## Data records

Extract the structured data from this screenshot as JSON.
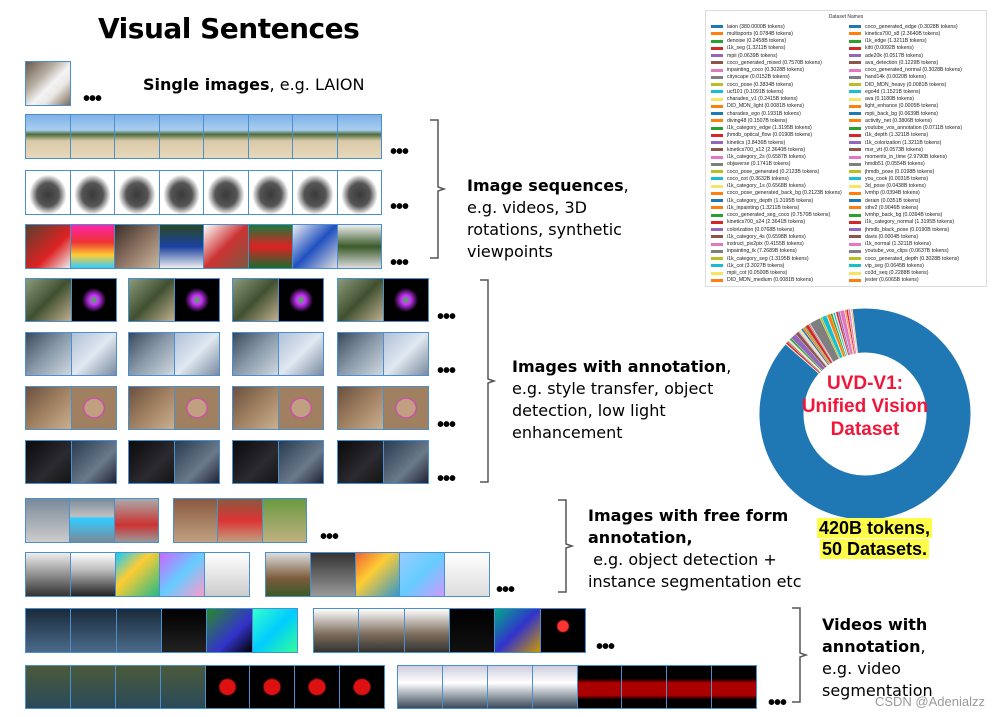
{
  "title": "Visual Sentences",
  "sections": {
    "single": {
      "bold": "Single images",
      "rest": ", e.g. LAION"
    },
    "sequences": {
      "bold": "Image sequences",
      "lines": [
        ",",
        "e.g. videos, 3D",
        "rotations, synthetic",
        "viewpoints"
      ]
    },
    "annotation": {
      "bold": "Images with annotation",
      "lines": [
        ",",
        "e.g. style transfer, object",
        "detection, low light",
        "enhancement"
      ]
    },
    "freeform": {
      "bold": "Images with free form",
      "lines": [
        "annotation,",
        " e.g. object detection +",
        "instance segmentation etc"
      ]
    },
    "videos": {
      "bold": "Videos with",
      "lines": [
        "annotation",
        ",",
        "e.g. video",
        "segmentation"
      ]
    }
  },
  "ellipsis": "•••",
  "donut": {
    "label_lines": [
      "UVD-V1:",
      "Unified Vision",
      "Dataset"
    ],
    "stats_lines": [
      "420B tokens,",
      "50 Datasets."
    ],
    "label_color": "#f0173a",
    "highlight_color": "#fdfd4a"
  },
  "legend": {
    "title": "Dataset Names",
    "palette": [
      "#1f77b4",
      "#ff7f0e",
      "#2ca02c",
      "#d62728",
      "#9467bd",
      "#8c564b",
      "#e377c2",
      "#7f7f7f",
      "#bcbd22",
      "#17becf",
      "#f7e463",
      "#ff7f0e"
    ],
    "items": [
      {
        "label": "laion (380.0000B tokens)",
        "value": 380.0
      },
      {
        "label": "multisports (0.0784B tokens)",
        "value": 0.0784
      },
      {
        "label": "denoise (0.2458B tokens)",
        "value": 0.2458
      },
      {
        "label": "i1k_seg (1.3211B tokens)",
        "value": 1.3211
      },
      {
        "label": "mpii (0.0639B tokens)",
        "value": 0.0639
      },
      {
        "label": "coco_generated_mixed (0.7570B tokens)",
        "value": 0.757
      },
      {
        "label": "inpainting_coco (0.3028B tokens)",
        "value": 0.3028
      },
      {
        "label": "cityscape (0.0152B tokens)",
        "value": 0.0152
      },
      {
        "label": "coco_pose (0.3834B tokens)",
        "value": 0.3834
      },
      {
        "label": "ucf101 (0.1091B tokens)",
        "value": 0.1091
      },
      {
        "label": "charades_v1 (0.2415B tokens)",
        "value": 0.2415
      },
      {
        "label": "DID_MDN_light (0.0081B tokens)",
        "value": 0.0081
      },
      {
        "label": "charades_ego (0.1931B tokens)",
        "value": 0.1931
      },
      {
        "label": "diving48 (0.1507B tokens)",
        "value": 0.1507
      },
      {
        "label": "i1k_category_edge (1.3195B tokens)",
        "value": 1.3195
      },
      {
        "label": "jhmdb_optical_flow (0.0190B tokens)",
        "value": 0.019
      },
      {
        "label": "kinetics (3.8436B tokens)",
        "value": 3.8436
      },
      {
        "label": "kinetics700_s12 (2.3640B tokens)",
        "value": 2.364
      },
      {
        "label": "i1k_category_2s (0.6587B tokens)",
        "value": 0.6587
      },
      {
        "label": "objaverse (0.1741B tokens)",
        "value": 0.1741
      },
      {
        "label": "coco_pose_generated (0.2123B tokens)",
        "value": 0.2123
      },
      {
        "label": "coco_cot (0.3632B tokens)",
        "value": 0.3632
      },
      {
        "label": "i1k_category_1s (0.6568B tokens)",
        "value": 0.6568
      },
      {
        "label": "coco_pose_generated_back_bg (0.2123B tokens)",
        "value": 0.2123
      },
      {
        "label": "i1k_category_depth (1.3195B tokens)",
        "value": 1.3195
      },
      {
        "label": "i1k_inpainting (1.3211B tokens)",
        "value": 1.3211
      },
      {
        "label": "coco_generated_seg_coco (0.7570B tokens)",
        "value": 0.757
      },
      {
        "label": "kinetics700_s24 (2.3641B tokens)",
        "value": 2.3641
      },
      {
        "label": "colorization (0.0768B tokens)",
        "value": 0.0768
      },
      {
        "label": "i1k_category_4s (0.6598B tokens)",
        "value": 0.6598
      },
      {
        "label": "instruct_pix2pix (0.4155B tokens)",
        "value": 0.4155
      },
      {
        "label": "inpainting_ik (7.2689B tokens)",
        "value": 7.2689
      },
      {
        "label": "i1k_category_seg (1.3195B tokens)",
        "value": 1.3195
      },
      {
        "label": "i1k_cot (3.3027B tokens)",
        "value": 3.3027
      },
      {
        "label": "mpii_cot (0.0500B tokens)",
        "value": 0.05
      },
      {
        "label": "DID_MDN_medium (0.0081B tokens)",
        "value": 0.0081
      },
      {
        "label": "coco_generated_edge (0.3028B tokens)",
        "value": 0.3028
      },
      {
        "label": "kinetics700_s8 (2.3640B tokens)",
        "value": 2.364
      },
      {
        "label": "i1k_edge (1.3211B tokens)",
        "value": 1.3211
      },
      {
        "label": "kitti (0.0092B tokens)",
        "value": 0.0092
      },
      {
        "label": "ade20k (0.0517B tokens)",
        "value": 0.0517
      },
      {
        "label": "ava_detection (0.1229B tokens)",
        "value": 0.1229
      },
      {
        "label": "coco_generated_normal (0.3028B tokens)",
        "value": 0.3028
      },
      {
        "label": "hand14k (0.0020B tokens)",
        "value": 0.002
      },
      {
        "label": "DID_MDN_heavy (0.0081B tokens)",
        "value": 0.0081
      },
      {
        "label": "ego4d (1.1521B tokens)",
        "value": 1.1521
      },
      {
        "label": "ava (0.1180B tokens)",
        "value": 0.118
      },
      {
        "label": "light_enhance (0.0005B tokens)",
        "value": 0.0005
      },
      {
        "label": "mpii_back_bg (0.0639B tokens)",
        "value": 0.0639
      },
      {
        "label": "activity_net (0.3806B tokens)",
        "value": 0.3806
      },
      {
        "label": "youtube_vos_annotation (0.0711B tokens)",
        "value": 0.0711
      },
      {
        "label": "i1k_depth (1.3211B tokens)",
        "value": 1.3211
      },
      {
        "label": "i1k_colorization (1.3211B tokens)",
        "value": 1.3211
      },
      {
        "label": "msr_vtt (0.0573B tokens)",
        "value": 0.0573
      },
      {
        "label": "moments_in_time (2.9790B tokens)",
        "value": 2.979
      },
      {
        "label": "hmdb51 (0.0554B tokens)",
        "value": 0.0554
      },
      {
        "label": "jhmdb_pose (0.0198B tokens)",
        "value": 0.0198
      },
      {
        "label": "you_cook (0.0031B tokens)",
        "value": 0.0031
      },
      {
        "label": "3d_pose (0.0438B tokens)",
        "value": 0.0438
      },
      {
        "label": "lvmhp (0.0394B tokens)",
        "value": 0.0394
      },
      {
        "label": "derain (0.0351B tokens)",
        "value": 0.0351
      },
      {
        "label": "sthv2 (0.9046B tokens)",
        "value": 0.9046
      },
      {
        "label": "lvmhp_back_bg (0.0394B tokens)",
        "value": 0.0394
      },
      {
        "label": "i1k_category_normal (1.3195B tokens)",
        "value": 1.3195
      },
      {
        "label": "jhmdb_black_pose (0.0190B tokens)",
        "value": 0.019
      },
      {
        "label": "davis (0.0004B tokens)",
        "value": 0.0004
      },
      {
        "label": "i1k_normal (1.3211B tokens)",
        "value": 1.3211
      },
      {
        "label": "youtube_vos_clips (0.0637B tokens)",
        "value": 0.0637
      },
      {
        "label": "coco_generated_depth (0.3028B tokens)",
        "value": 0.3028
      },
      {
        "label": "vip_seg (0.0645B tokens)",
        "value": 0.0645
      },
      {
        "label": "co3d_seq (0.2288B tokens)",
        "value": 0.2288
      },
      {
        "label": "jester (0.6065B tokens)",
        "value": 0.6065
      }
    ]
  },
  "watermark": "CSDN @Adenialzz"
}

## What is required
Scan the lines for the string "object". Pick out every line that has it.

## Answer to this exercise
        "e.g. style transfer, object",
        " e.g. object detection +",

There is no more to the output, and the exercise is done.